• **Lavoro da fare**
1. Ricopia dal testo sui risultati di Acea la parte che comincia con le parole contenenti "Il consiglio di" e finisce con "quale componente straordinaria.".
2. Per ognuna di queste frasi, di' se va d'accordo con il testo sui risultati di Acea e cita le parole del testo che lo decidono: (a) Il dividendo proposto è di 1,20 euro per azione. (b) L'Ebit consolidato pro-forma è calato rispetto al 2024. (c) Le attività regolate portano meno della metà dei ricavi.
3. Nel testo sui risultati di Acea, quanto vale il costo globale medio del debito al 31 dicembre 2025?

• **Estratto del testo**
_ _ _ _ _

Acea, i risultati del 2025: dividendo record e utile netto in crescita del 45 per cento

Il consiglio di amministrazione di Acea, riunitosi sotto la presidenza di Barbara Marinali, ha approvato i risultati del 2025. Numeri ai massimi storici grazie al percorso di trasformazione operativa e organizzativa intrapreso dal Gruppo, volto ad accrescere efficienza e competitività, e al consolidamento del ruolo di Acea come operatore infrastrutturale regolato. Un percorso sostenuto da una costante attenzione all’innovazione tecnologica, alle persone e dalla piena integrazione della sostenibilità nelle strategie aziendali, a supporto di una costante creazione di valore per tutti gli stakeholder. Da segnalare il dividendo proposto di 1,20 euro per azione (+26 per cento rispetto al 2024), di cui 0,95 euro a titolo di dividendo ordinario e 0,25 euro quale componente straordinaria.

Ricavi a quasi 3 miliardi, Ebitda a 1,42 miliardi

I ricavi consolidati pro-forma sono pari a 2,98 miliardi di euro, in aumento rispetto ai 2,89 miliardi del 2024, guidati dalla performance dei business regolati e dal contributo della Produzione. Le attività regolate contribuiscono per l’88 per cento al totale dei ricavi e registrano nel periodo un incremento di circa il 7 per cento. L’Ebitda consolidato pro-forma raggiunge 1,42 miliardi di euro, in crescita del 6,8 per cento rispetto ai 1,33 miliardi del 2024. L’Ebit consolidato pro-forma cresce del 2,9 per cento a 593,2 milioni di euro. Tale incremento è riconducibile alla crescita dell’Ebitda, parzialmente compensata dall’aumento degli ammortamenti, delle svalutazioni e degli accantonamenti. Gli oneri finanziari netti pro-forma sono sostanzialmente stabili a 135,9 milioni di euro. Al 31 dicembre 2025, il costo globale medio del debito di Acea si attesta al 2,07 per cento rispetto al 2,16 per cento del 31 dicembre 2024.

Acea, i risultati del 2025: dividendo record e utile netto in crescita del 45 per cento
Fabrizio Palermo (Ansa).

_ _ _ _ _

Dati raccolti:
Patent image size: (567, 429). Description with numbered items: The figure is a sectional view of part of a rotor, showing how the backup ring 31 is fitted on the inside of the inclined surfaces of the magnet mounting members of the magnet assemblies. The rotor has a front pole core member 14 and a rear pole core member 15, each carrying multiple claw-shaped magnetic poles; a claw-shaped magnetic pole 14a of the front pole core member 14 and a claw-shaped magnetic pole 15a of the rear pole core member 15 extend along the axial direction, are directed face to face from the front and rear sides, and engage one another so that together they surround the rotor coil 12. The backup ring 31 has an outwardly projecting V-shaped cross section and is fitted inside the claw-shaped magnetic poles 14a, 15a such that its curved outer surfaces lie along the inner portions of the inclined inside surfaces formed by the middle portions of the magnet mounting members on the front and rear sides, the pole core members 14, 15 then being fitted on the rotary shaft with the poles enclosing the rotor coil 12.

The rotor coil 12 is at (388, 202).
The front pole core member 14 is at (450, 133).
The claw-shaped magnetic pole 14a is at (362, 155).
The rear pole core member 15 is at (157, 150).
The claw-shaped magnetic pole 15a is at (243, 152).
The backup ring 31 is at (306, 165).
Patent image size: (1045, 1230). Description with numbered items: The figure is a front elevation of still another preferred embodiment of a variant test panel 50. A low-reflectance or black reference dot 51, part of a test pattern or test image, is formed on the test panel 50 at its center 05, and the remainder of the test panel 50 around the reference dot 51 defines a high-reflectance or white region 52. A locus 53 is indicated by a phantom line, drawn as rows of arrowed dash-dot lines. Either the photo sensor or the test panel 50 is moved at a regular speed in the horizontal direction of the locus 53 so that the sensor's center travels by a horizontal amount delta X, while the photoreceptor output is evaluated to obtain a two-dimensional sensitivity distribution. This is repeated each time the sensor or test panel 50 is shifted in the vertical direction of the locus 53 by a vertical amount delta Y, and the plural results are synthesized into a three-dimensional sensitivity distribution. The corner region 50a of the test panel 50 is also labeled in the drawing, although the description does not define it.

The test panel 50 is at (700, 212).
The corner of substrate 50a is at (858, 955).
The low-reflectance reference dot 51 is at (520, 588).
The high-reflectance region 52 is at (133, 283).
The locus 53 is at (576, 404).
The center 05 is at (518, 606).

_ _ _ _ _

• **Risposte per compito**
1.
Il consiglio di amministrazione di Acea, riunitosi sotto la presidenza di Barbara Marinali, ha approvato i risultati del 2025. Numeri ai massimi storici grazie al percorso di trasformazione operativa e organizzativa intrapreso dal Gruppo, volto ad accrescere efficienza e competitività, e al consolidamento del ruolo di Acea come operatore infrastrutturale regolato. Un percorso sostenuto da una costante attenzione all’innovazione tecnologica, alle persone e dalla piena integrazione della sostenibilità nelle strategie aziendali, a supporto di una costante creazione di valore per tutti gli stakeholder. Da segnalare il dividendo proposto di 1,20 euro per azione (+26 per cento rispetto al 2024), di cui 0,95 euro a titolo di dividendo ordinario e 0,25 euro quale componente straordinaria.

2.
(a) Sì: "il dividendo proposto di 1,20 euro per azione".
(b) No: "L’Ebit consolidato pro-forma cresce del 2,9 per cento a 593,2 milioni di euro".
(c) No: "Le attività regolate contribuiscono per l’88 per cento al totale dei ricavi".

3. Il 2,07 per cento.